Please print every record below exactly as it appears.

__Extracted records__
▼

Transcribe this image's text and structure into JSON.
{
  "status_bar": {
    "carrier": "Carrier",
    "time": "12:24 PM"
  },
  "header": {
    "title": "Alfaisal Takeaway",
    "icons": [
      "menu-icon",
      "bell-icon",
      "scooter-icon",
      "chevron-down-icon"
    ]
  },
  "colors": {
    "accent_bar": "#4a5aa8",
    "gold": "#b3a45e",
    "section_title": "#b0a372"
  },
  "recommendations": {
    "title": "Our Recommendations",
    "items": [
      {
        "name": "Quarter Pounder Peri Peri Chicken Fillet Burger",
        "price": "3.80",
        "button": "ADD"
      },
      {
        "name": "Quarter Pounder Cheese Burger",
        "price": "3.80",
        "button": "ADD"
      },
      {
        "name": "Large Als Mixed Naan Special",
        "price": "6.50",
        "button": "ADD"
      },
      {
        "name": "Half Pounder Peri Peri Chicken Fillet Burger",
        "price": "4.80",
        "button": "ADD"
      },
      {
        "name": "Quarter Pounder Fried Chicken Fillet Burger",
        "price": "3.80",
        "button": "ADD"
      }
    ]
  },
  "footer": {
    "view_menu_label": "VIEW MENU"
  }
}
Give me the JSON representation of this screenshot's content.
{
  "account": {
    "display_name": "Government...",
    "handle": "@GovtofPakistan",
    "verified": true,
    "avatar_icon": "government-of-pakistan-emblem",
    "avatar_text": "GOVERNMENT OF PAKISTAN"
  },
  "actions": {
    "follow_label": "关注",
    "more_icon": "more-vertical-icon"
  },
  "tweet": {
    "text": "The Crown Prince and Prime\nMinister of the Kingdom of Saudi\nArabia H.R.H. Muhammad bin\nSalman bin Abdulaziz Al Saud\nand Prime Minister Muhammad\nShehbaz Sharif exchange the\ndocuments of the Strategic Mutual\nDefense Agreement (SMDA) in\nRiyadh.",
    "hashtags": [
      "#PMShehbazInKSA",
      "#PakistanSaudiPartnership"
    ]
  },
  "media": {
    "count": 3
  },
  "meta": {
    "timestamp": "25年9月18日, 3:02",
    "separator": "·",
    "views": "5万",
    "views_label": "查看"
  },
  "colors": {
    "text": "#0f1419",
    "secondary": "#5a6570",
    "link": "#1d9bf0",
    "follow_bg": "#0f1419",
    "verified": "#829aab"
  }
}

▲

__CORRECT ANSWER__
Transcribe this image's text and structure into JSON.
{
  "status_bar": {
    "carrier": "Carrier",
    "time": "12:24 PM"
  },
  "header": {
    "title": "Alfaisal Takeaway",
    "icons": [
      "menu-icon",
      "bell-icon",
      "scooter-icon",
      "chevron-down-icon"
    ]
  },
  "colors": {
    "accent_bar": "#4a5aa8",
    "gold": "#b3a45e",
    "section_title": "#b0a372"
  },
  "recommendations": {
    "title": "Our Recommendations",
    "items": [
      {
        "name": "Quarter Pounder Peri Peri Chicken Fillet Burger",
        "price": "3.80",
        "button": "ADD"
      },
      {
        "name": "Quarter Pounder Cheese Burger",
        "price": "3.80",
        "button": "ADD"
      },
      {
        "name": "Large Als Mixed Naan Special",
        "price": "6.50",
        "button": "ADD"
      },
      {
        "name": "Half Pounder Peri Peri Chicken Fillet Burger",
        "price": "4.80",
        "button": "ADD"
      },
      {
        "name": "Quarter Pounder Fried Chicken Fillet Burger",
        "price": "3.80",
        "button": "ADD"
      }
    ]
  },
  "footer": {
    "view_menu_label": "VIEW MENU"
  }
}
Give me the JSON representation of this screenshot's content.
{
  "account": {
    "display_name": "Government...",
    "handle": "@GovtofPakistan",
    "verified": true,
    "avatar_icon": "government-of-pakistan-emblem",
    "avatar_text": "GOVERNMENT OF PAKISTAN"
  },
  "actions": {
    "follow_label": "关注",
    "more_icon": "more-vertical-icon"
  },
  "tweet": {
    "text": "The Crown Prince and Prime\nMinister of the Kingdom of Saudi\nArabia H.R.H. Muhammad bin\nSalman bin Abdulaziz Al Saud\nand Prime Minister Muhammad\nShehbaz Sharif exchange the\ndocuments of the Strategic Mutual\nDefense Agreement (SMDA) in\nRiyadh.",
    "hashtags": [
      "#PMShehbazInKSA",
      "#PakistanSaudiPartnership"
    ]
  },
  "media": {
    "count": 3
  },
  "meta": {
    "timestamp": "25年9月18日, 3:02",
    "separator": "·",
    "views": "5万",
    "views_label": "查看"
  },
  "colors": {
    "text": "#0f1419",
    "secondary": "#5a6570",
    "link": "#1d9bf0",
    "follow_bg": "#0f1419",
    "verified": "#829aab"
  }
}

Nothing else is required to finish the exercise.